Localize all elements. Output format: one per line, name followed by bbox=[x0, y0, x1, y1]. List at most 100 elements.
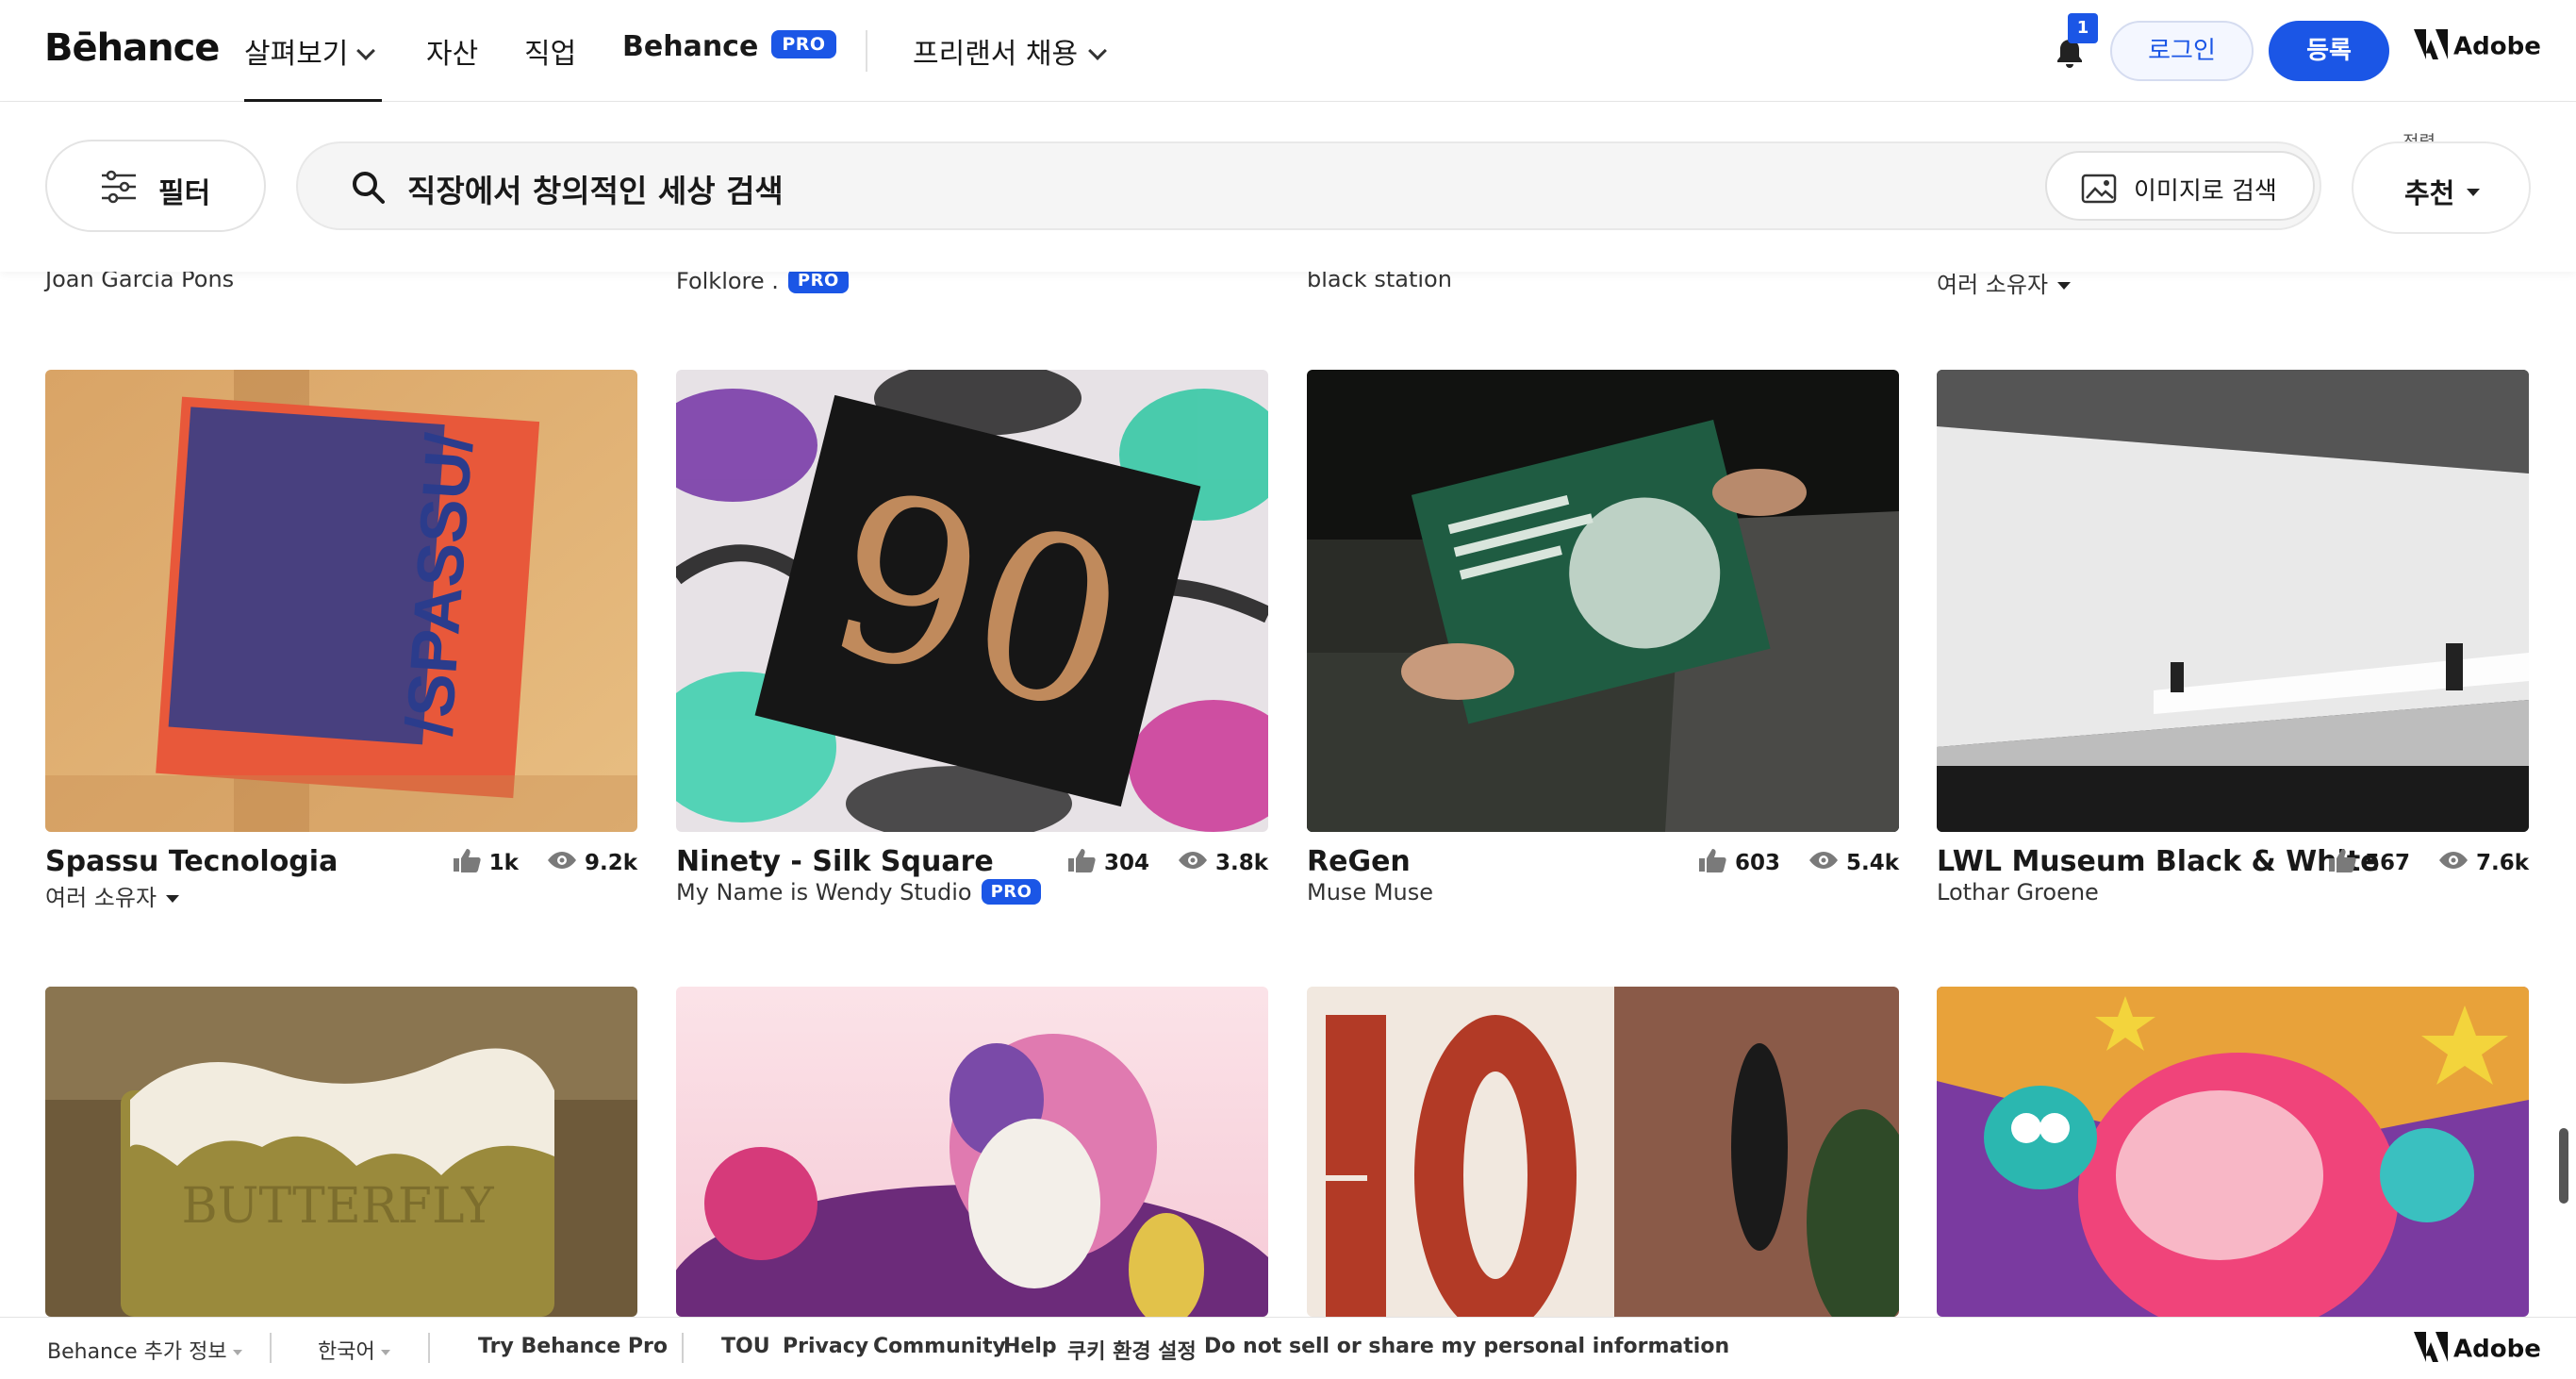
project-owner[interactable]: 여러 소유자 bbox=[45, 879, 180, 912]
search-icon bbox=[353, 172, 385, 204]
thumbs-up-icon bbox=[2327, 847, 2357, 879]
project-title[interactable]: LWL Museum Black & White bbox=[1937, 845, 2380, 878]
project-stats: 1k 9.2k bbox=[452, 847, 637, 879]
filter-button[interactable]: 필터 bbox=[45, 140, 266, 232]
search-placeholder: 직장에서 창의적인 세상 검색 bbox=[407, 173, 784, 209]
project-stats: 304 3.8k bbox=[1066, 847, 1268, 879]
footer-tou[interactable]: TOU bbox=[721, 1335, 770, 1358]
footer-adobe-link[interactable]: Adobe bbox=[2414, 1332, 2541, 1365]
chevron-down-icon bbox=[356, 42, 376, 60]
filter-sliders-icon bbox=[102, 170, 136, 204]
sort-dropdown[interactable]: 추천 bbox=[2352, 141, 2531, 234]
login-button[interactable]: 로그인 bbox=[2110, 21, 2254, 81]
project-meta: LWL Museum Black & White Lothar Groene 5… bbox=[1937, 845, 2529, 921]
footer-community[interactable]: Community bbox=[873, 1335, 1006, 1358]
footer-do-not-sell[interactable]: Do not sell or share my personal informa… bbox=[1204, 1335, 1729, 1358]
project-owner[interactable]: My Name is Wendy Studio PRO bbox=[676, 878, 1042, 906]
nav-assets[interactable]: 자산 bbox=[426, 30, 478, 72]
project-owner[interactable]: Muse Muse bbox=[1307, 879, 1433, 905]
footer-divider bbox=[270, 1333, 272, 1363]
owner-name: My Name is Wendy Studio bbox=[676, 879, 972, 905]
pro-badge: PRO bbox=[771, 29, 836, 58]
views-count: 9.2k bbox=[584, 851, 637, 875]
sort-value: 추천 bbox=[2404, 177, 2455, 209]
project-owner[interactable]: Lothar Groene bbox=[1937, 879, 2099, 905]
nav-browse[interactable]: 살펴보기 bbox=[244, 30, 376, 72]
nav-jobs[interactable]: 직업 bbox=[524, 30, 576, 72]
owner-name: Muse Muse bbox=[1307, 879, 1434, 905]
svg-text:BUTTERFLY: BUTTERFLY bbox=[181, 1178, 494, 1235]
footer-tou-label: TOU bbox=[721, 1335, 770, 1358]
views-count: 7.6k bbox=[2475, 851, 2529, 875]
page-scrollbar[interactable] bbox=[2559, 1128, 2568, 1204]
project-thumbnail[interactable] bbox=[1307, 987, 1899, 1317]
project-image bbox=[1307, 370, 1899, 832]
project-image bbox=[1307, 987, 1899, 1317]
signup-button[interactable]: 등록 bbox=[2269, 21, 2389, 81]
adobe-logo-icon bbox=[2414, 29, 2448, 59]
behance-logo[interactable]: Bēhance bbox=[44, 26, 220, 70]
views-count: 3.8k bbox=[1214, 851, 1268, 875]
project-meta: ReGen Muse Muse 603 5.4k bbox=[1307, 845, 1899, 921]
footer-language[interactable]: 한국어 bbox=[318, 1335, 390, 1365]
thumbs-up-icon bbox=[452, 847, 482, 879]
footer-cookie-settings[interactable]: 쿠키 환경 설정 bbox=[1067, 1335, 1197, 1365]
pro-badge: PRO bbox=[981, 878, 1042, 905]
top-navigation: Bēhance 살펴보기 자산 직업 Behance PRO 프리랜서 채용 1 … bbox=[0, 0, 2576, 103]
views-count: 5.4k bbox=[1845, 851, 1899, 875]
project-title[interactable]: Ninety - Silk Square bbox=[676, 845, 994, 878]
project-thumbnail[interactable] bbox=[1937, 370, 2529, 832]
adobe-label: Adobe bbox=[2453, 1335, 2541, 1364]
project-title[interactable]: ReGen bbox=[1307, 845, 1411, 878]
caret-down-icon bbox=[166, 895, 180, 903]
footer-help-label: Help bbox=[1003, 1335, 1057, 1358]
eye-icon bbox=[547, 850, 577, 876]
footer-do-not-sell-label: Do not sell or share my personal informa… bbox=[1204, 1335, 1730, 1358]
footer-language-label: 한국어 bbox=[318, 1340, 375, 1364]
likes-count: 567 bbox=[2364, 851, 2410, 875]
eye-icon bbox=[1178, 850, 1208, 876]
project-thumbnail[interactable]: BUTTERFLY bbox=[45, 987, 637, 1317]
project-thumbnail[interactable] bbox=[676, 987, 1268, 1317]
thumbs-up-icon bbox=[1697, 847, 1727, 879]
project-thumbnail[interactable]: /SPASSU/ bbox=[45, 370, 637, 832]
project-image: /SPASSU/ bbox=[45, 370, 637, 832]
footer-try-pro[interactable]: Try Behance Pro bbox=[478, 1335, 668, 1358]
project-image: BUTTERFLY bbox=[45, 987, 637, 1317]
image-icon bbox=[2081, 174, 2117, 204]
image-search-button[interactable]: 이미지로 검색 bbox=[2045, 151, 2315, 221]
footer-divider bbox=[682, 1333, 684, 1363]
nav-freelance-label: 프리랜서 채용 bbox=[913, 38, 1079, 71]
adobe-logo-icon bbox=[2414, 1332, 2448, 1362]
project-stats: 603 5.4k bbox=[1697, 847, 1899, 879]
project-thumbnail[interactable]: 90 bbox=[676, 370, 1268, 832]
previous-row-owner[interactable]: Folklore . PRO bbox=[676, 267, 849, 295]
footer-divider bbox=[428, 1333, 430, 1363]
search-input[interactable]: 직장에서 창의적인 세상 검색 이미지로 검색 bbox=[296, 141, 2321, 230]
owner-name: Lothar Groene bbox=[1937, 879, 2099, 905]
thumbs-up-icon bbox=[1066, 847, 1097, 879]
project-title[interactable]: Spassu Tecnologia bbox=[45, 845, 338, 878]
adobe-link[interactable]: Adobe bbox=[2414, 29, 2541, 62]
project-thumbnail[interactable] bbox=[1307, 370, 1899, 832]
project-image: 90 bbox=[676, 370, 1268, 832]
eye-icon bbox=[1808, 850, 1839, 876]
project-image bbox=[1937, 987, 2529, 1317]
project-image bbox=[676, 987, 1268, 1317]
nav-behance-pro[interactable]: Behance PRO bbox=[622, 29, 836, 63]
footer-help[interactable]: Help bbox=[1003, 1335, 1057, 1358]
filter-label: 필터 bbox=[158, 177, 211, 210]
chevron-down-icon bbox=[1088, 42, 1108, 60]
footer-try-pro-label: Try Behance Pro bbox=[478, 1335, 669, 1358]
project-thumbnail[interactable] bbox=[1937, 987, 2529, 1317]
nav-hire-freelancers[interactable]: 프리랜서 채용 bbox=[913, 30, 1108, 72]
likes-count: 304 bbox=[1103, 851, 1149, 875]
owner-name: Folklore . bbox=[676, 268, 779, 294]
footer-privacy[interactable]: Privacy bbox=[783, 1335, 868, 1358]
nav-behance-label: Behance bbox=[622, 30, 759, 63]
project-meta: Spassu Tecnologia 여러 소유자 1k 9.2k bbox=[45, 845, 637, 921]
footer-more-info[interactable]: Behance 추가 정보 bbox=[47, 1335, 242, 1365]
adobe-label: Adobe bbox=[2453, 32, 2541, 61]
caret-down-icon bbox=[2057, 282, 2072, 290]
likes-count: 603 bbox=[1734, 851, 1780, 875]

---

> _Aim of the exercise_
Reproduce the material above word for word, leaving out the pictures.

> _Answer below_
Localize all elements. Output format: one per line, name followed by bbox=[x0, y0, x1, y1]. List at most 100 elements.
project-owner[interactable]: 여러 소유자 bbox=[45, 879, 180, 912]
search-icon bbox=[353, 172, 385, 204]
thumbs-up-icon bbox=[2327, 847, 2357, 879]
project-title[interactable]: LWL Museum Black & White bbox=[1937, 845, 2380, 878]
project-stats: 1k 9.2k bbox=[452, 847, 637, 879]
filter-button[interactable]: 필터 bbox=[45, 140, 266, 232]
search-placeholder: 직장에서 창의적인 세상 검색 bbox=[407, 173, 784, 209]
project-stats: 304 3.8k bbox=[1066, 847, 1268, 879]
footer-tou[interactable]: TOU bbox=[721, 1335, 770, 1358]
footer-adobe-link[interactable]: Adobe bbox=[2414, 1332, 2541, 1365]
chevron-down-icon bbox=[356, 42, 376, 60]
filter-sliders-icon bbox=[102, 170, 136, 204]
sort-dropdown[interactable]: 추천 bbox=[2352, 141, 2531, 234]
login-button[interactable]: 로그인 bbox=[2110, 21, 2254, 81]
project-meta: LWL Museum Black & White Lothar Groene 5… bbox=[1937, 845, 2529, 921]
footer-community[interactable]: Community bbox=[873, 1335, 1006, 1358]
footer-do-not-sell[interactable]: Do not sell or share my personal informa… bbox=[1204, 1335, 1729, 1358]
project-owner[interactable]: My Name is Wendy Studio PRO bbox=[676, 878, 1042, 906]
nav-assets[interactable]: 자산 bbox=[426, 30, 478, 72]
project-owner[interactable]: Muse Muse bbox=[1307, 879, 1433, 905]
footer-divider bbox=[270, 1333, 272, 1363]
owner-name: My Name is Wendy Studio bbox=[676, 879, 972, 905]
pro-badge: PRO bbox=[771, 29, 836, 58]
views-count: 9.2k bbox=[584, 851, 637, 875]
sort-value: 추천 bbox=[2404, 177, 2455, 209]
project-owner[interactable]: Lothar Groene bbox=[1937, 879, 2099, 905]
nav-browse[interactable]: 살펴보기 bbox=[244, 30, 376, 72]
nav-jobs[interactable]: 직업 bbox=[524, 30, 576, 72]
owner-name: Muse Muse bbox=[1307, 879, 1434, 905]
svg-text:BUTTERFLY: BUTTERFLY bbox=[181, 1178, 494, 1235]
footer-tou-label: TOU bbox=[721, 1335, 770, 1358]
views-count: 7.6k bbox=[2475, 851, 2529, 875]
page-scrollbar[interactable] bbox=[2559, 1128, 2568, 1204]
project-thumbnail[interactable] bbox=[1307, 987, 1899, 1317]
project-image bbox=[1307, 370, 1899, 832]
project-image bbox=[1307, 987, 1899, 1317]
signup-button[interactable]: 등록 bbox=[2269, 21, 2389, 81]
adobe-logo-icon bbox=[2414, 29, 2448, 59]
behance-logo[interactable]: Bēhance bbox=[44, 26, 220, 70]
views-count: 3.8k bbox=[1214, 851, 1268, 875]
project-meta: ReGen Muse Muse 603 5.4k bbox=[1307, 845, 1899, 921]
footer-language[interactable]: 한국어 bbox=[318, 1335, 390, 1365]
thumbs-up-icon bbox=[452, 847, 482, 879]
footer-cookie-settings[interactable]: 쿠키 환경 설정 bbox=[1067, 1335, 1197, 1365]
pro-badge: PRO bbox=[981, 878, 1042, 905]
top-navigation: Bēhance 살펴보기 자산 직업 Behance PRO 프리랜서 채용 1 … bbox=[0, 0, 2576, 103]
views-count: 5.4k bbox=[1845, 851, 1899, 875]
project-title[interactable]: Ninety - Silk Square bbox=[676, 845, 994, 878]
project-thumbnail[interactable] bbox=[1937, 370, 2529, 832]
adobe-label: Adobe bbox=[2453, 1335, 2541, 1364]
project-title[interactable]: ReGen bbox=[1307, 845, 1411, 878]
caret-down-icon bbox=[166, 895, 180, 903]
footer-help-label: Help bbox=[1003, 1335, 1057, 1358]
eye-icon bbox=[547, 850, 577, 876]
footer-do-not-sell-label: Do not sell or share my personal informa… bbox=[1204, 1335, 1730, 1358]
footer-language-label: 한국어 bbox=[318, 1340, 375, 1364]
likes-count: 567 bbox=[2364, 851, 2410, 875]
eye-icon bbox=[1178, 850, 1208, 876]
project-thumbnail[interactable]: BUTTERFLY bbox=[45, 987, 637, 1317]
project-thumbnail[interactable] bbox=[676, 987, 1268, 1317]
thumbs-up-icon bbox=[1697, 847, 1727, 879]
project-thumbnail[interactable]: /SPASSU/ bbox=[45, 370, 637, 832]
project-image: /SPASSU/ bbox=[45, 370, 637, 832]
footer-try-pro[interactable]: Try Behance Pro bbox=[478, 1335, 668, 1358]
project-image: BUTTERFLY bbox=[45, 987, 637, 1317]
image-icon bbox=[2081, 174, 2117, 204]
image-search-button[interactable]: 이미지로 검색 bbox=[2045, 151, 2315, 221]
footer-divider bbox=[682, 1333, 684, 1363]
nav-freelance-label: 프리랜서 채용 bbox=[913, 38, 1079, 71]
adobe-logo-icon bbox=[2414, 1332, 2448, 1362]
project-stats: 603 5.4k bbox=[1697, 847, 1899, 879]
project-thumbnail[interactable]: 90 bbox=[676, 370, 1268, 832]
previous-row-owner[interactable]: Folklore . PRO bbox=[676, 267, 849, 295]
footer-divider bbox=[428, 1333, 430, 1363]
search-input[interactable]: 직장에서 창의적인 세상 검색 이미지로 검색 bbox=[296, 141, 2321, 230]
owner-name: Lothar Groene bbox=[1937, 879, 2099, 905]
thumbs-up-icon bbox=[1066, 847, 1097, 879]
project-title[interactable]: Spassu Tecnologia bbox=[45, 845, 338, 878]
adobe-link[interactable]: Adobe bbox=[2414, 29, 2541, 62]
project-thumbnail[interactable] bbox=[1307, 370, 1899, 832]
project-image: 90 bbox=[676, 370, 1268, 832]
eye-icon bbox=[1808, 850, 1839, 876]
project-image bbox=[1937, 987, 2529, 1317]
project-image bbox=[676, 987, 1268, 1317]
nav-behance-pro[interactable]: Behance PRO bbox=[622, 29, 836, 63]
footer-help[interactable]: Help bbox=[1003, 1335, 1057, 1358]
filter-label: 필터 bbox=[158, 177, 211, 210]
chevron-down-icon bbox=[1088, 42, 1108, 60]
footer-try-pro-label: Try Behance Pro bbox=[478, 1335, 669, 1358]
project-thumbnail[interactable] bbox=[1937, 987, 2529, 1317]
nav-hire-freelancers[interactable]: 프리랜서 채용 bbox=[913, 30, 1108, 72]
likes-count: 304 bbox=[1103, 851, 1149, 875]
owner-name: Folklore . bbox=[676, 268, 779, 294]
footer-privacy[interactable]: Privacy bbox=[783, 1335, 868, 1358]
nav-behance-label: Behance bbox=[622, 30, 759, 63]
project-meta: Spassu Tecnologia 여러 소유자 1k 9.2k bbox=[45, 845, 637, 921]
footer-more-info[interactable]: Behance 추가 정보 bbox=[47, 1335, 242, 1365]
adobe-label: Adobe bbox=[2453, 32, 2541, 61]
caret-down-icon bbox=[2057, 282, 2072, 290]
likes-count: 603 bbox=[1734, 851, 1780, 875]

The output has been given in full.